### Material supplied
========
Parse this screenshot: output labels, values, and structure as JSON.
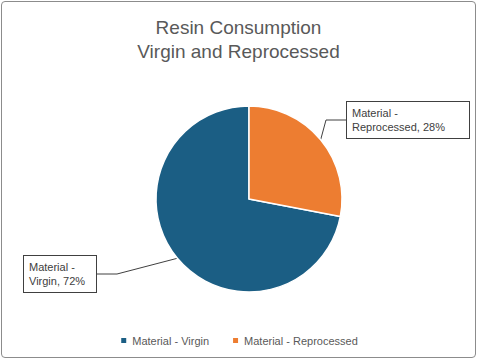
{
  "chart_data": {
    "type": "pie",
    "title": "Resin Consumption\nVirgin and Reprocessed",
    "categories": [
      "Material - Virgin",
      "Material - Reprocessed"
    ],
    "values": [
      72,
      28
    ],
    "value_labels": [
      "Material - Virgin, 72%",
      "Material - Reprocessed, 28%"
    ],
    "colors": [
      "#1b5e84",
      "#ed7d31"
    ],
    "data_labels": true,
    "legend": "bottom"
  }
}
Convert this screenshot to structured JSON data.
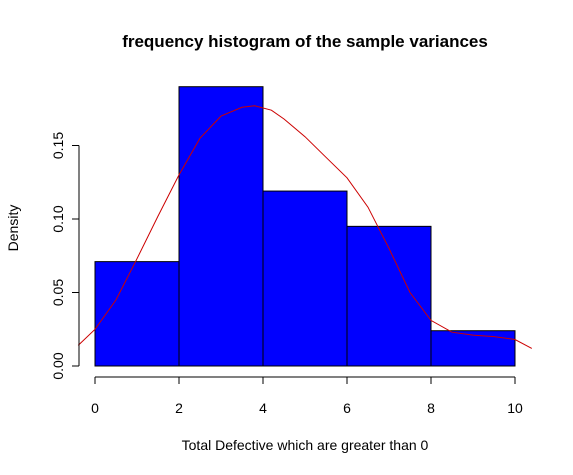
========
### Challenge
Make an exact copy of the listing above. Do not include the pictures.

### Response
Parse this screenshot: output labels, values, and structure as JSON.
{
  "chart_data": {
    "type": "pie",
    "title": "Resin Consumption\nVirgin and Reprocessed",
    "categories": [
      "Material - Virgin",
      "Material - Reprocessed"
    ],
    "values": [
      72,
      28
    ],
    "value_labels": [
      "Material - Virgin, 72%",
      "Material - Reprocessed, 28%"
    ],
    "colors": [
      "#1b5e84",
      "#ed7d31"
    ],
    "data_labels": true,
    "legend": "bottom"
  }
}
Convert this screenshot to structured JSON data.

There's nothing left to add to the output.